# Data to use:

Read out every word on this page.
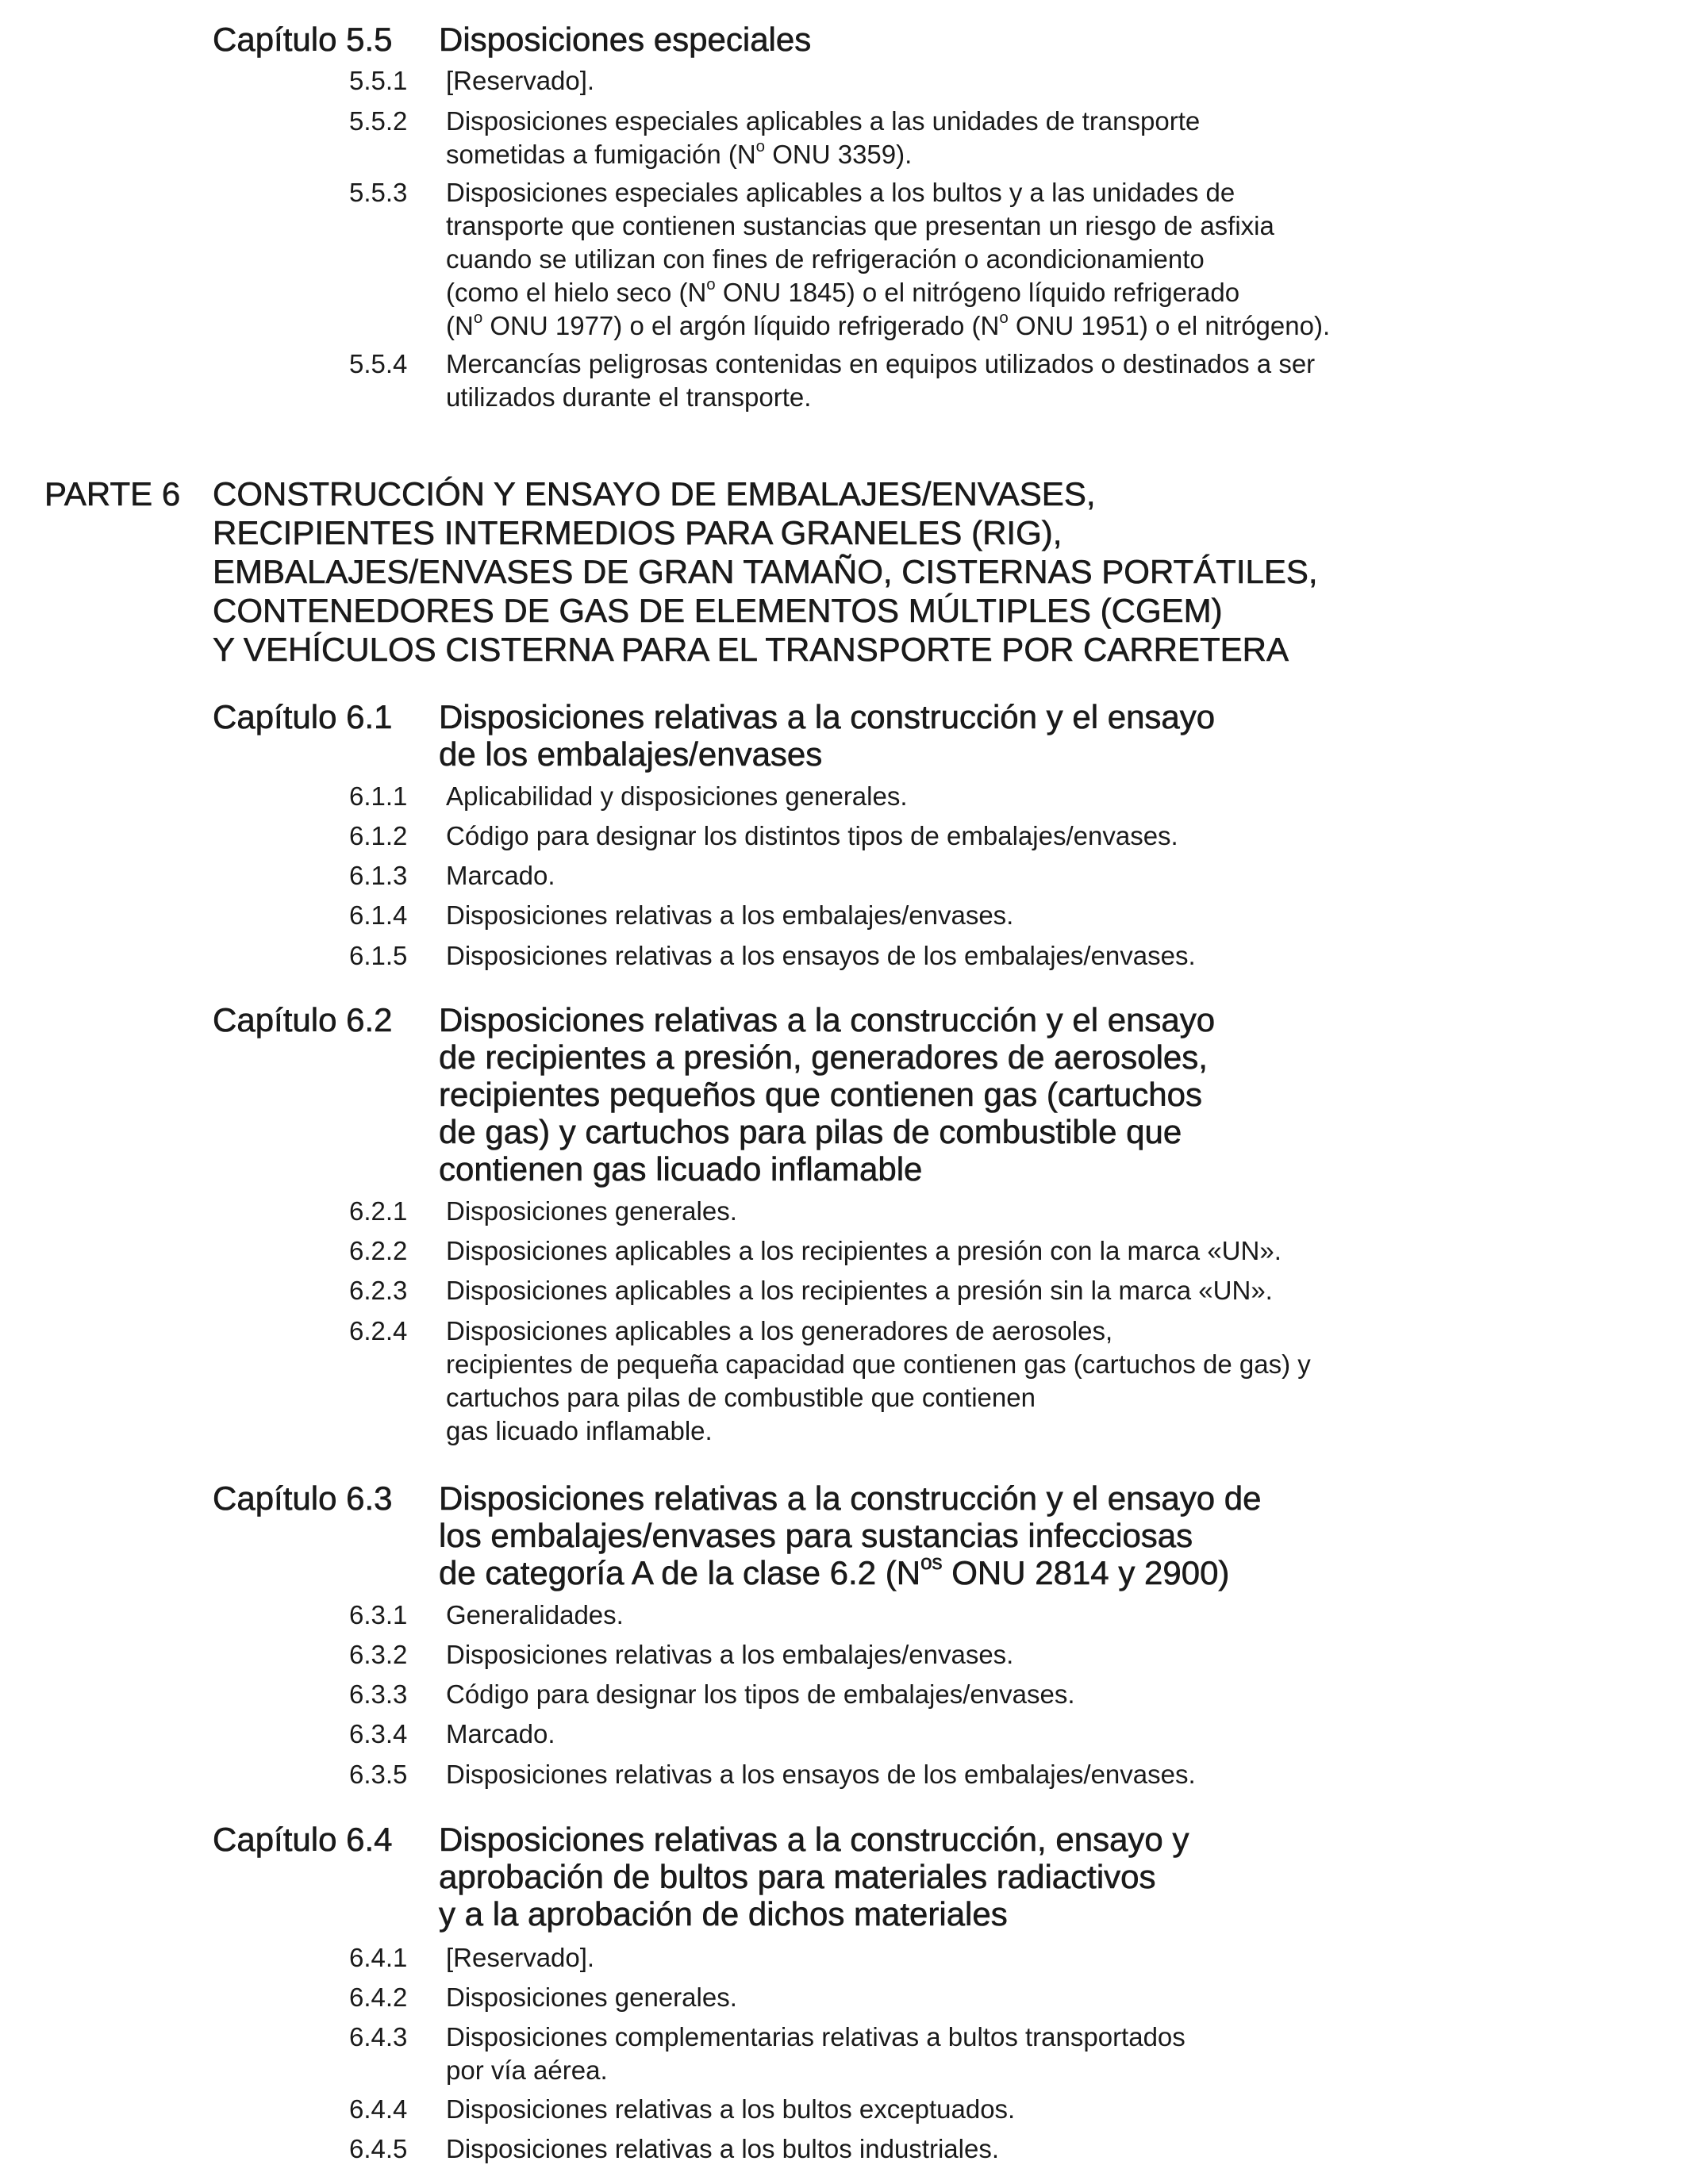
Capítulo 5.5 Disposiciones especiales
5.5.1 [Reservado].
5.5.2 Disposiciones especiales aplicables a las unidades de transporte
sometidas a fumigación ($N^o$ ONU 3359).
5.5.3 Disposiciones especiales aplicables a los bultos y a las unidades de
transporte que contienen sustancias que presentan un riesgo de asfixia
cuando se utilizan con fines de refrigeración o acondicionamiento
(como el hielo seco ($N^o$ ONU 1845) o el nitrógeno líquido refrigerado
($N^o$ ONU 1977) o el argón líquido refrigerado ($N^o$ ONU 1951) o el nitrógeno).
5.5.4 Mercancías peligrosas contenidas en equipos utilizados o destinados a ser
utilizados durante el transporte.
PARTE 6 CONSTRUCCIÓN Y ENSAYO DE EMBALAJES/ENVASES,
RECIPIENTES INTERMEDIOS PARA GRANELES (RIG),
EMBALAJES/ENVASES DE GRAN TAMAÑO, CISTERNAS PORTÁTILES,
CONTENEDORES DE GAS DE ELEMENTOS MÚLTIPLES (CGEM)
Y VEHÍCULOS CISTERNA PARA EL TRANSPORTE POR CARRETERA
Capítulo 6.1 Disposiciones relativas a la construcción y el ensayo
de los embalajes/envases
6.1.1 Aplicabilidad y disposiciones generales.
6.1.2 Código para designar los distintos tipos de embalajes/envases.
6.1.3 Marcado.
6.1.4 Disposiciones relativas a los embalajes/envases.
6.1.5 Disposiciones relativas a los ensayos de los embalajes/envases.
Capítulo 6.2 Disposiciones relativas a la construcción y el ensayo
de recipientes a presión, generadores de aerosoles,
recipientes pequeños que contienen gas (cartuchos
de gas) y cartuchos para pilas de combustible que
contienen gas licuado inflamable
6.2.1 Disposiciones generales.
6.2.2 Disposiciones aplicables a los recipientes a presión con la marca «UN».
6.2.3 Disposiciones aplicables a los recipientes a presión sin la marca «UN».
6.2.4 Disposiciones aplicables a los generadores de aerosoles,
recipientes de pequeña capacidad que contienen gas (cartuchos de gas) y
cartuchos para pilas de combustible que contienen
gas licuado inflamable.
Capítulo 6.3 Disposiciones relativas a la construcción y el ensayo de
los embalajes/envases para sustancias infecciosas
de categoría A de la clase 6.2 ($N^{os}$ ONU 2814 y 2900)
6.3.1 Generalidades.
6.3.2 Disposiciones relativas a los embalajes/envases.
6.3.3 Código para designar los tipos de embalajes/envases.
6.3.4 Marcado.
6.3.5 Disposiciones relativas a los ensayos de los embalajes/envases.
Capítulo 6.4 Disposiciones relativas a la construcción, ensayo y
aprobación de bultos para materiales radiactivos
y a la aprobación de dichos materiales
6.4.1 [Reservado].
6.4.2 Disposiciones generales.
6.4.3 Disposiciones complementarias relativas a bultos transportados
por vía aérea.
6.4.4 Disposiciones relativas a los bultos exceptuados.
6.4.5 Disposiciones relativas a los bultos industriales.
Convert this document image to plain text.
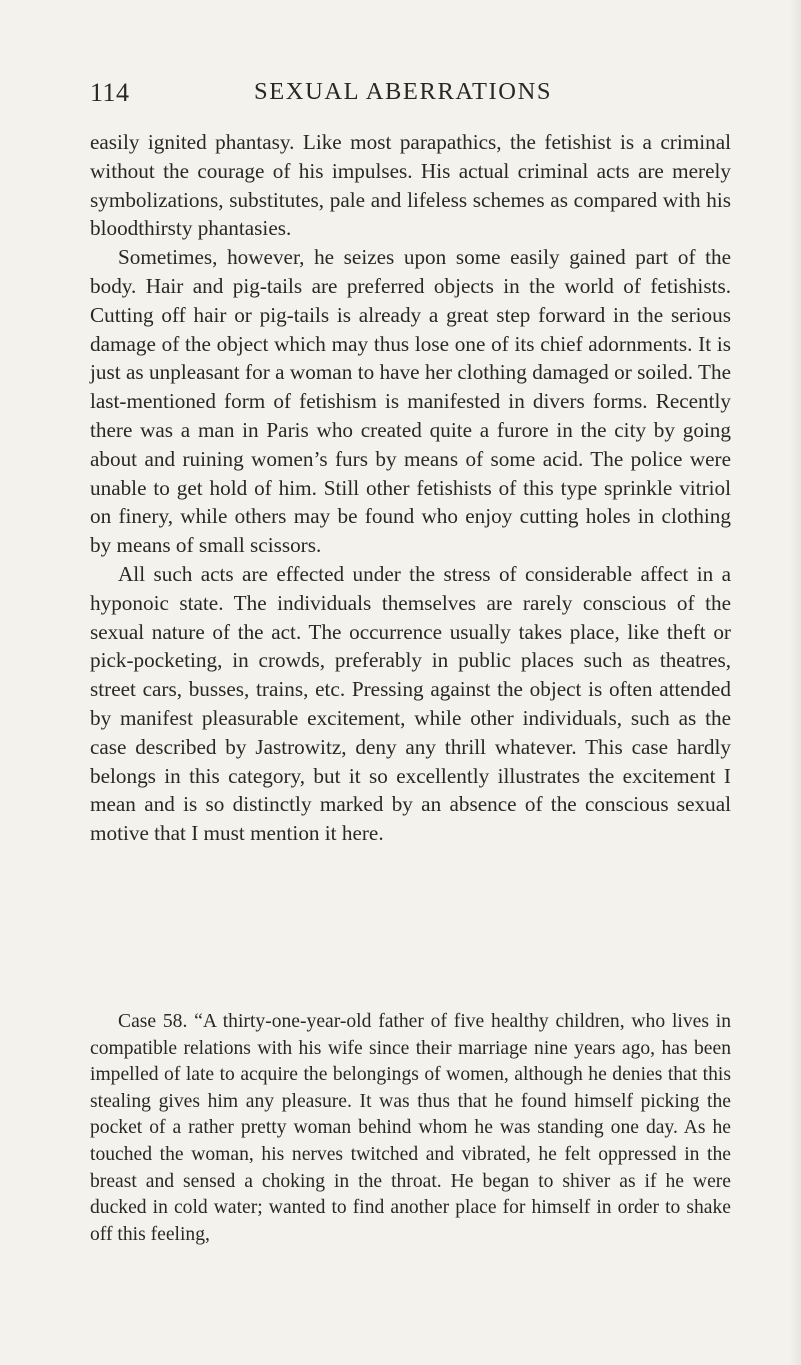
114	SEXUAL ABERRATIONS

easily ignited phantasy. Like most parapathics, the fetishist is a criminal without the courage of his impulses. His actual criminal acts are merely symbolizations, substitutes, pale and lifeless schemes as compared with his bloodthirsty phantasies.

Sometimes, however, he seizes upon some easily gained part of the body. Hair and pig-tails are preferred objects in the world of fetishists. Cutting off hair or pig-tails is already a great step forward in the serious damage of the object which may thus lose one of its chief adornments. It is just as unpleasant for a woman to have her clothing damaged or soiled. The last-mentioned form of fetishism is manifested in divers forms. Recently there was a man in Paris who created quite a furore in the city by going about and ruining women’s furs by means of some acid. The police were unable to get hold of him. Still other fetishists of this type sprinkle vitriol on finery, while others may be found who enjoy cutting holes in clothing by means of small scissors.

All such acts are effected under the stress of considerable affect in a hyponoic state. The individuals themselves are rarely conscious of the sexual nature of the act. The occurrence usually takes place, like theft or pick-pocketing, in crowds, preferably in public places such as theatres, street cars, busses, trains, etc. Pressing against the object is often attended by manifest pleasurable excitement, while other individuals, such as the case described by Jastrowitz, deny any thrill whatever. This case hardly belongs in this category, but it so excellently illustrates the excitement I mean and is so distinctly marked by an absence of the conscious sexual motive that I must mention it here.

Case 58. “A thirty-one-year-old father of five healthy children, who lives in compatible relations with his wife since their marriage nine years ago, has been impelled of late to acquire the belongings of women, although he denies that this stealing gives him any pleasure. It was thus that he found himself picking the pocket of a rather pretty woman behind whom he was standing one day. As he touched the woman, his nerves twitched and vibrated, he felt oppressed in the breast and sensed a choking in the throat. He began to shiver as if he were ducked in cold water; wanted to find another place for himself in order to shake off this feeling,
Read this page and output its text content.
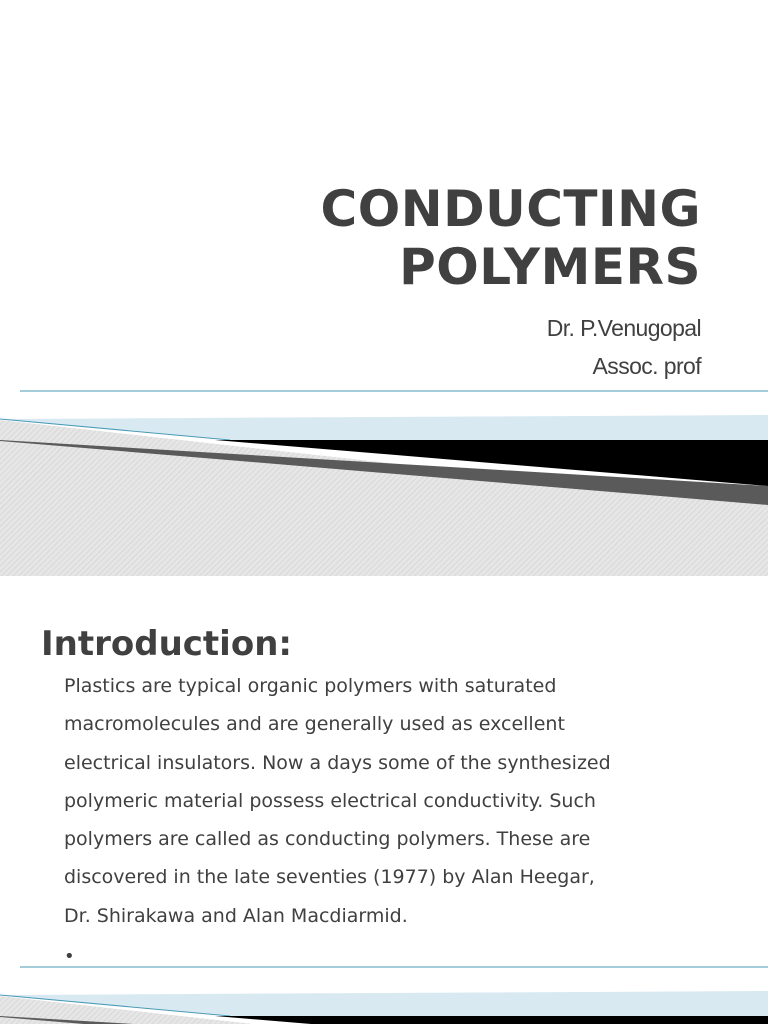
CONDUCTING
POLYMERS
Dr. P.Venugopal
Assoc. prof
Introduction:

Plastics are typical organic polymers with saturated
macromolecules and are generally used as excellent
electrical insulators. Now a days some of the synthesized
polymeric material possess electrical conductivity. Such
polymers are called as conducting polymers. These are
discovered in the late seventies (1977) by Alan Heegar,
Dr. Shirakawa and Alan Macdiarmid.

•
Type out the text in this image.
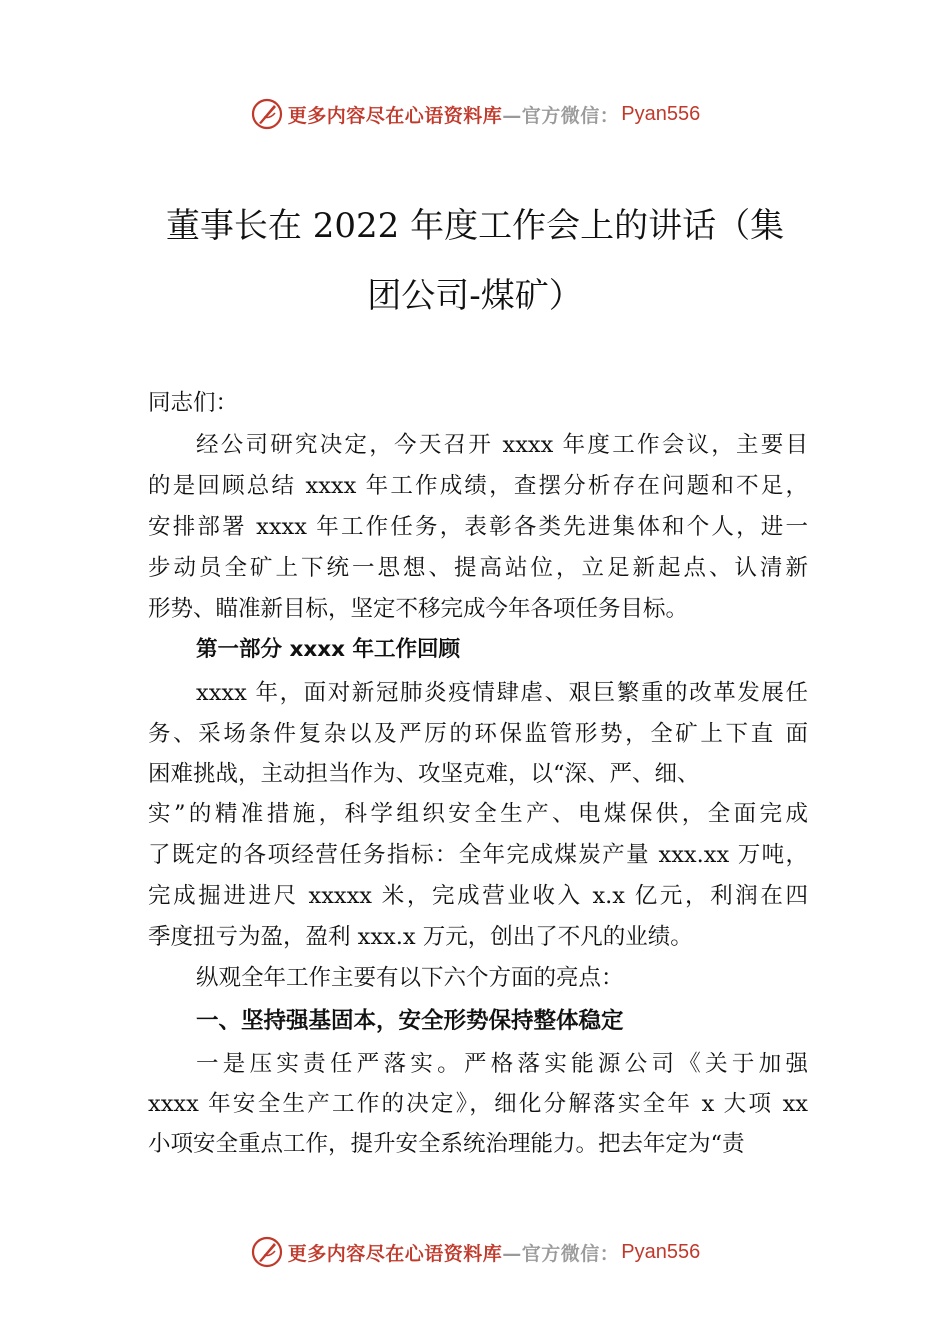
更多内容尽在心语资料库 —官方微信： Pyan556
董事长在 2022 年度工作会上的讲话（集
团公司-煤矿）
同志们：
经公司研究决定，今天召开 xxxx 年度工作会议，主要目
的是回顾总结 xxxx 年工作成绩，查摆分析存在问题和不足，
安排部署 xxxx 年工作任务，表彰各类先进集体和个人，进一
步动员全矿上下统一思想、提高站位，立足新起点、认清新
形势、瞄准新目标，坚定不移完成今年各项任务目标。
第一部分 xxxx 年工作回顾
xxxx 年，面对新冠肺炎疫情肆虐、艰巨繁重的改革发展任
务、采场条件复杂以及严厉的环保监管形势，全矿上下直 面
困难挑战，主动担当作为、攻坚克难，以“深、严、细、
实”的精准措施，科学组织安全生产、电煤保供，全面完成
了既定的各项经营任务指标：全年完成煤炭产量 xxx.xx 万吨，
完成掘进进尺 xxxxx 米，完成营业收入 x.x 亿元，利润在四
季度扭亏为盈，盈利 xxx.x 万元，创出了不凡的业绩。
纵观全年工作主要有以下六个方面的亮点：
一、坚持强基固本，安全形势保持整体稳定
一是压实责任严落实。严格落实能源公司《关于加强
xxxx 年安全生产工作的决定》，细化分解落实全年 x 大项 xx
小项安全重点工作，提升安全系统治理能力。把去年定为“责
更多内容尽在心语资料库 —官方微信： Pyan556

# Problem statement:
Omit the pictures and write out the lines above from the one with "Type out the text in this image." through the last, unchanged.

# Response:
Type out the text in this image.
更多内容尽在心语资料库 —官方微信： Pyan556
董事长在 2022 年度工作会上的讲话（集
团公司-煤矿）
同志们：
经公司研究决定，今天召开 xxxx 年度工作会议，主要目
的是回顾总结 xxxx 年工作成绩，查摆分析存在问题和不足，
安排部署 xxxx 年工作任务，表彰各类先进集体和个人，进一
步动员全矿上下统一思想、提高站位，立足新起点、认清新
形势、瞄准新目标，坚定不移完成今年各项任务目标。
第一部分 xxxx 年工作回顾
xxxx 年，面对新冠肺炎疫情肆虐、艰巨繁重的改革发展任
务、采场条件复杂以及严厉的环保监管形势，全矿上下直 面
困难挑战，主动担当作为、攻坚克难，以“深、严、细、
实”的精准措施，科学组织安全生产、电煤保供，全面完成
了既定的各项经营任务指标：全年完成煤炭产量 xxx.xx 万吨，
完成掘进进尺 xxxxx 米，完成营业收入 x.x 亿元，利润在四
季度扭亏为盈，盈利 xxx.x 万元，创出了不凡的业绩。
纵观全年工作主要有以下六个方面的亮点：
一、坚持强基固本，安全形势保持整体稳定
一是压实责任严落实。严格落实能源公司《关于加强
xxxx 年安全生产工作的决定》，细化分解落实全年 x 大项 xx
小项安全重点工作，提升安全系统治理能力。把去年定为“责
更多内容尽在心语资料库 —官方微信： Pyan556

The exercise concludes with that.